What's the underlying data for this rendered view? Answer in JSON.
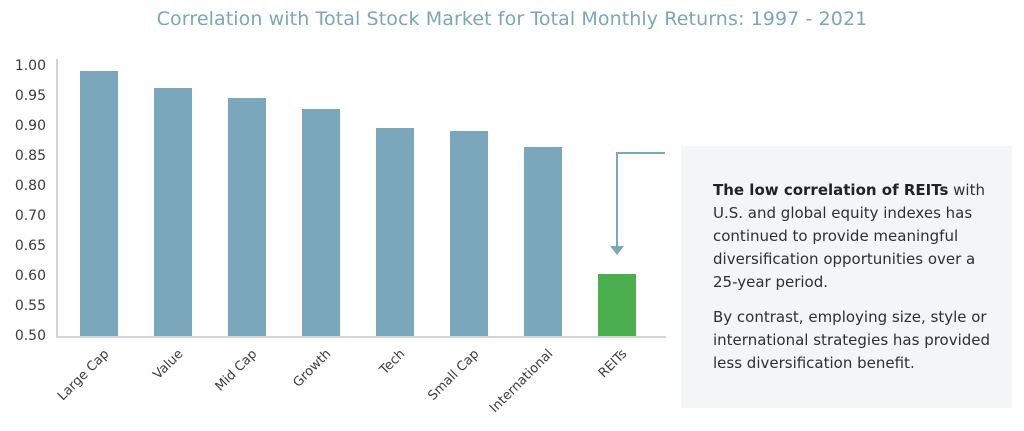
{
  "chart_data": {
    "type": "bar",
    "title": "Correlation with Total Stock Market for Total Monthly Returns: 1997 - 2021",
    "xlabel": "",
    "ylabel": "",
    "categories": [
      "Large Cap",
      "Value",
      "Mid Cap",
      "Growth",
      "Tech",
      "Small Cap",
      "International",
      "REITs"
    ],
    "values": [
      0.99,
      0.96,
      0.94,
      0.92,
      0.885,
      0.88,
      0.85,
      0.615
    ],
    "colors": [
      "#7aa7bb",
      "#7aa7bb",
      "#7aa7bb",
      "#7aa7bb",
      "#7aa7bb",
      "#7aa7bb",
      "#7aa7bb",
      "#4caf4f"
    ],
    "ylim": [
      0.5,
      1.0
    ],
    "yticks": [
      "1.00",
      "0.95",
      "0.90",
      "0.85",
      "0.80",
      "0.70",
      "0.65",
      "0.60",
      "0.55",
      "0.50"
    ],
    "grid": false,
    "legend": null,
    "annotation": "Arrow pointing down to REITs bar"
  },
  "colors": {
    "bar": "#7aa7bb",
    "highlight": "#4caf4f",
    "title": "#7aa7bb",
    "panel_bg": "#f4f5f7"
  },
  "panel": {
    "bold_lead": "The low correlation of REITs",
    "para1_rest": " with U.S. and global equity indexes has continued to provide meaningful diversification opportunities over a 25-year period.",
    "para2": "By contrast, employing size, style or international strategies has provided less diversification benefit."
  }
}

### DIRECTIONS FOR THIS TASK:
Strip out the pictures and quote the remaining data word for word.

### PROBLEM SOLUTION:
What's the underlying data for this rendered view? Answer in JSON.
{
  "chart_data": {
    "type": "bar",
    "title": "Correlation with Total Stock Market for Total Monthly Returns: 1997 - 2021",
    "xlabel": "",
    "ylabel": "",
    "categories": [
      "Large Cap",
      "Value",
      "Mid Cap",
      "Growth",
      "Tech",
      "Small Cap",
      "International",
      "REITs"
    ],
    "values": [
      0.99,
      0.96,
      0.94,
      0.92,
      0.885,
      0.88,
      0.85,
      0.615
    ],
    "colors": [
      "#7aa7bb",
      "#7aa7bb",
      "#7aa7bb",
      "#7aa7bb",
      "#7aa7bb",
      "#7aa7bb",
      "#7aa7bb",
      "#4caf4f"
    ],
    "ylim": [
      0.5,
      1.0
    ],
    "yticks": [
      "1.00",
      "0.95",
      "0.90",
      "0.85",
      "0.80",
      "0.70",
      "0.65",
      "0.60",
      "0.55",
      "0.50"
    ],
    "grid": false,
    "legend": null,
    "annotation": "Arrow pointing down to REITs bar"
  },
  "colors": {
    "bar": "#7aa7bb",
    "highlight": "#4caf4f",
    "title": "#7aa7bb",
    "panel_bg": "#f4f5f7"
  },
  "panel": {
    "bold_lead": "The low correlation of REITs",
    "para1_rest": " with U.S. and global equity indexes has continued to provide meaningful diversification opportunities over a 25-year period.",
    "para2": "By contrast, employing size, style or international strategies has provided less diversification benefit."
  }
}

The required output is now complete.